Return all of the entries word for word, but omit the pictures they contain.
---------- Data supplied ----------
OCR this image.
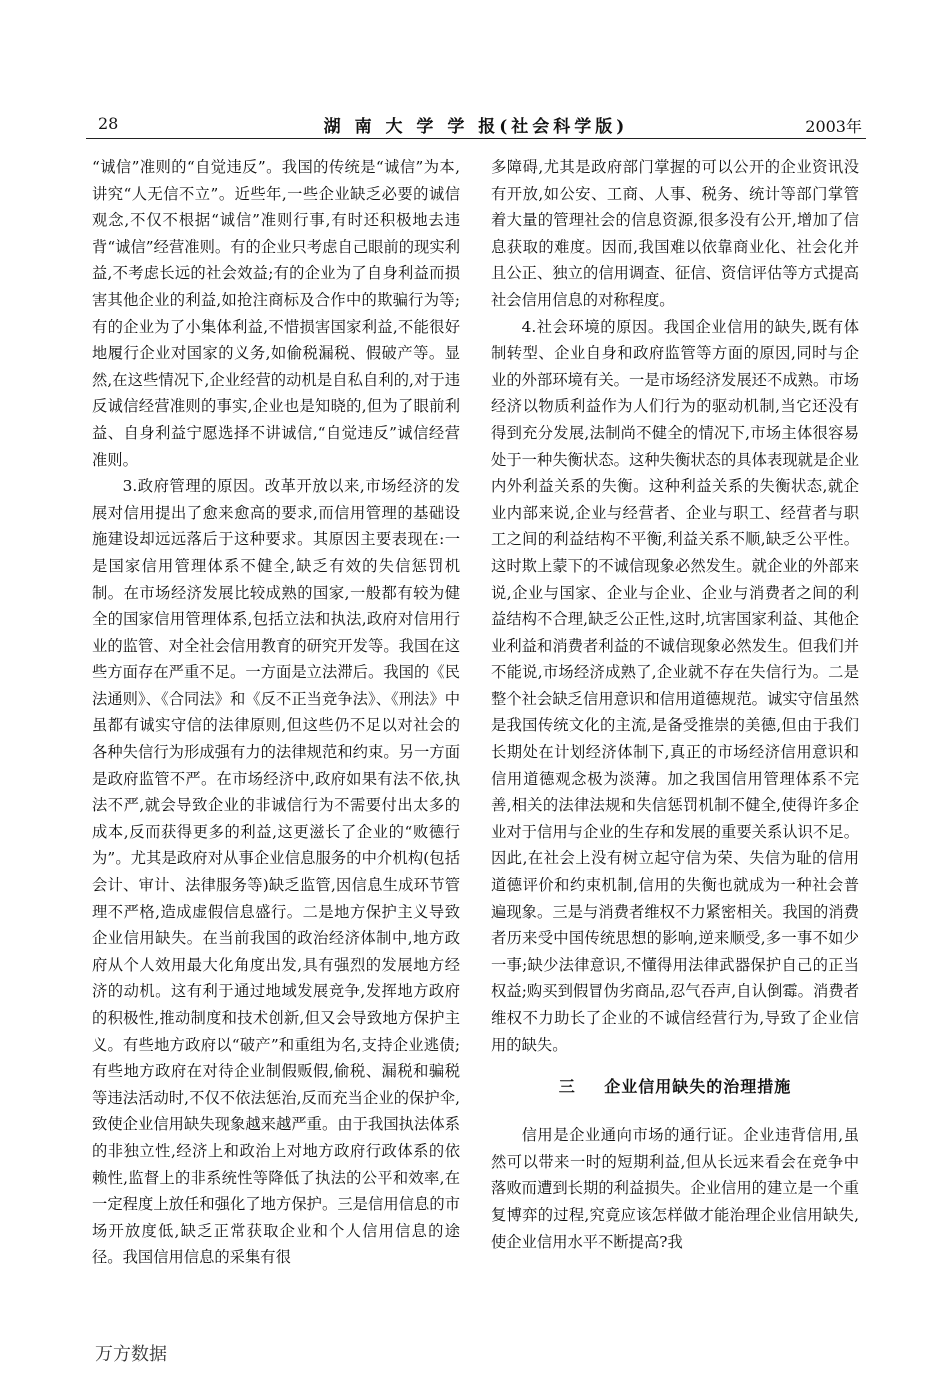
28	湖 南 大 学 学 报(社会科学版)	2003年

“诚信”准则的“自觉违反”。我国的传统是“诚信”为本,讲究“人无信不立”。近些年,一些企业缺乏必要的诚信观念,不仅不根据“诚信”准则行事,有时还积极地去违背“诚信”经营准则。有的企业只考虑自己眼前的现实利益,不考虑长远的社会效益;有的企业为了自身利益而损害其他企业的利益,如抢注商标及合作中的欺骗行为等;有的企业为了小集体利益,不惜损害国家利益,不能很好地履行企业对国家的义务,如偷税漏税、假破产等。显然,在这些情况下,企业经营的动机是自私自利的,对于违反诚信经营准则的事实,企业也是知晓的,但为了眼前利益、自身利益宁愿选择不讲诚信,“自觉违反”诚信经营准则。

3.政府管理的原因。改革开放以来,市场经济的发展对信用提出了愈来愈高的要求,而信用管理的基础设施建设却远远落后于这种要求。其原因主要表现在:一是国家信用管理体系不健全,缺乏有效的失信惩罚机制。在市场经济发展比较成熟的国家,一般都有较为健全的国家信用管理体系,包括立法和执法,政府对信用行业的监管、对全社会信用教育的研究开发等。我国在这些方面存在严重不足。一方面是立法滞后。我国的《民法通则》、《合同法》和《反不正当竞争法》、《刑法》中虽都有诚实守信的法律原则,但这些仍不足以对社会的各种失信行为形成强有力的法律规范和约束。另一方面是政府监管不严。在市场经济中,政府如果有法不依,执法不严,就会导致企业的非诚信行为不需要付出太多的成本,反而获得更多的利益,这更滋长了企业的“败德行为”。尤其是政府对从事企业信息服务的中介机构(包括会计、审计、法律服务等)缺乏监管,因信息生成环节管理不严格,造成虚假信息盛行。二是地方保护主义导致企业信用缺失。在当前我国的政治经济体制中,地方政府从个人效用最大化角度出发,具有强烈的发展地方经济的动机。这有利于通过地域发展竞争,发挥地方政府的积极性,推动制度和技术创新,但又会导致地方保护主义。有些地方政府以“破产”和重组为名,支持企业逃债;有些地方政府在对待企业制假贩假,偷税、漏税和骗税等违法活动时,不仅不依法惩治,反而充当企业的保护伞,致使企业信用缺失现象越来越严重。由于我国执法体系的非独立性,经济上和政治上对地方政府行政体系的依赖性,监督上的非系统性等降低了执法的公平和效率,在一定程度上放任和强化了地方保护。三是信用信息的市场开放度低,缺乏正常获取企业和个人信用信息的途径。我国信用信息的采集有很

多障碍,尤其是政府部门掌握的可以公开的企业资讯没有开放,如公安、工商、人事、税务、统计等部门掌管着大量的管理社会的信息资源,很多没有公开,增加了信息获取的难度。因而,我国难以依靠商业化、社会化并且公正、独立的信用调查、征信、资信评估等方式提高社会信用信息的对称程度。

4.社会环境的原因。我国企业信用的缺失,既有体制转型、企业自身和政府监管等方面的原因,同时与企业的外部环境有关。一是市场经济发展还不成熟。市场经济以物质利益作为人们行为的驱动机制,当它还没有得到充分发展,法制尚不健全的情况下,市场主体很容易处于一种失衡状态。这种失衡状态的具体表现就是企业内外利益关系的失衡。这种利益关系的失衡状态,就企业内部来说,企业与经营者、企业与职工、经营者与职工之间的利益结构不平衡,利益关系不顺,缺乏公平性。这时欺上蒙下的不诚信现象必然发生。就企业的外部来说,企业与国家、企业与企业、企业与消费者之间的利益结构不合理,缺乏公正性,这时,坑害国家利益、其他企业利益和消费者利益的不诚信现象必然发生。但我们并不能说,市场经济成熟了,企业就不存在失信行为。二是整个社会缺乏信用意识和信用道德规范。诚实守信虽然是我国传统文化的主流,是备受推崇的美德,但由于我们长期处在计划经济体制下,真正的市场经济信用意识和信用道德观念极为淡薄。加之我国信用管理体系不完善,相关的法律法规和失信惩罚机制不健全,使得许多企业对于信用与企业的生存和发展的重要关系认识不足。因此,在社会上没有树立起守信为荣、失信为耻的信用道德评价和约束机制,信用的失衡也就成为一种社会普遍现象。三是与消费者维权不力紧密相关。我国的消费者历来受中国传统思想的影响,逆来顺受,多一事不如少一事;缺少法律意识,不懂得用法律武器保护自己的正当权益;购买到假冒伪劣商品,忍气吞声,自认倒霉。消费者维权不力助长了企业的不诚信经营行为,导致了企业信用的缺失。

三 企业信用缺失的治理措施

信用是企业通向市场的通行证。企业违背信用,虽然可以带来一时的短期利益,但从长远来看会在竞争中落败而遭到长期的利益损失。企业信用的建立是一个重复博弈的过程,究竟应该怎样做才能治理企业信用缺失,使企业信用水平不断提高?我

万方数据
----------
### Solution to this task
OCR this image.
28	湖 南 大 学 学 报(社会科学版)	2003年

“诚信”准则的“自觉违反”。我国的传统是“诚信”为本,讲究“人无信不立”。近些年,一些企业缺乏必要的诚信观念,不仅不根据“诚信”准则行事,有时还积极地去违背“诚信”经营准则。有的企业只考虑自己眼前的现实利益,不考虑长远的社会效益;有的企业为了自身利益而损害其他企业的利益,如抢注商标及合作中的欺骗行为等;有的企业为了小集体利益,不惜损害国家利益,不能很好地履行企业对国家的义务,如偷税漏税、假破产等。显然,在这些情况下,企业经营的动机是自私自利的,对于违反诚信经营准则的事实,企业也是知晓的,但为了眼前利益、自身利益宁愿选择不讲诚信,“自觉违反”诚信经营准则。

3.政府管理的原因。改革开放以来,市场经济的发展对信用提出了愈来愈高的要求,而信用管理的基础设施建设却远远落后于这种要求。其原因主要表现在:一是国家信用管理体系不健全,缺乏有效的失信惩罚机制。在市场经济发展比较成熟的国家,一般都有较为健全的国家信用管理体系,包括立法和执法,政府对信用行业的监管、对全社会信用教育的研究开发等。我国在这些方面存在严重不足。一方面是立法滞后。我国的《民法通则》、《合同法》和《反不正当竞争法》、《刑法》中虽都有诚实守信的法律原则,但这些仍不足以对社会的各种失信行为形成强有力的法律规范和约束。另一方面是政府监管不严。在市场经济中,政府如果有法不依,执法不严,就会导致企业的非诚信行为不需要付出太多的成本,反而获得更多的利益,这更滋长了企业的“败德行为”。尤其是政府对从事企业信息服务的中介机构(包括会计、审计、法律服务等)缺乏监管,因信息生成环节管理不严格,造成虚假信息盛行。二是地方保护主义导致企业信用缺失。在当前我国的政治经济体制中,地方政府从个人效用最大化角度出发,具有强烈的发展地方经济的动机。这有利于通过地域发展竞争,发挥地方政府的积极性,推动制度和技术创新,但又会导致地方保护主义。有些地方政府以“破产”和重组为名,支持企业逃债;有些地方政府在对待企业制假贩假,偷税、漏税和骗税等违法活动时,不仅不依法惩治,反而充当企业的保护伞,致使企业信用缺失现象越来越严重。由于我国执法体系的非独立性,经济上和政治上对地方政府行政体系的依赖性,监督上的非系统性等降低了执法的公平和效率,在一定程度上放任和强化了地方保护。三是信用信息的市场开放度低,缺乏正常获取企业和个人信用信息的途径。我国信用信息的采集有很

多障碍,尤其是政府部门掌握的可以公开的企业资讯没有开放,如公安、工商、人事、税务、统计等部门掌管着大量的管理社会的信息资源,很多没有公开,增加了信息获取的难度。因而,我国难以依靠商业化、社会化并且公正、独立的信用调查、征信、资信评估等方式提高社会信用信息的对称程度。

4.社会环境的原因。我国企业信用的缺失,既有体制转型、企业自身和政府监管等方面的原因,同时与企业的外部环境有关。一是市场经济发展还不成熟。市场经济以物质利益作为人们行为的驱动机制,当它还没有得到充分发展,法制尚不健全的情况下,市场主体很容易处于一种失衡状态。这种失衡状态的具体表现就是企业内外利益关系的失衡。这种利益关系的失衡状态,就企业内部来说,企业与经营者、企业与职工、经营者与职工之间的利益结构不平衡,利益关系不顺,缺乏公平性。这时欺上蒙下的不诚信现象必然发生。就企业的外部来说,企业与国家、企业与企业、企业与消费者之间的利益结构不合理,缺乏公正性,这时,坑害国家利益、其他企业利益和消费者利益的不诚信现象必然发生。但我们并不能说,市场经济成熟了,企业就不存在失信行为。二是整个社会缺乏信用意识和信用道德规范。诚实守信虽然是我国传统文化的主流,是备受推崇的美德,但由于我们长期处在计划经济体制下,真正的市场经济信用意识和信用道德观念极为淡薄。加之我国信用管理体系不完善,相关的法律法规和失信惩罚机制不健全,使得许多企业对于信用与企业的生存和发展的重要关系认识不足。因此,在社会上没有树立起守信为荣、失信为耻的信用道德评价和约束机制,信用的失衡也就成为一种社会普遍现象。三是与消费者维权不力紧密相关。我国的消费者历来受中国传统思想的影响,逆来顺受,多一事不如少一事;缺少法律意识,不懂得用法律武器保护自己的正当权益;购买到假冒伪劣商品,忍气吞声,自认倒霉。消费者维权不力助长了企业的不诚信经营行为,导致了企业信用的缺失。

三 企业信用缺失的治理措施

信用是企业通向市场的通行证。企业违背信用,虽然可以带来一时的短期利益,但从长远来看会在竞争中落败而遭到长期的利益损失。企业信用的建立是一个重复博弈的过程,究竟应该怎样做才能治理企业信用缺失,使企业信用水平不断提高?我

万方数据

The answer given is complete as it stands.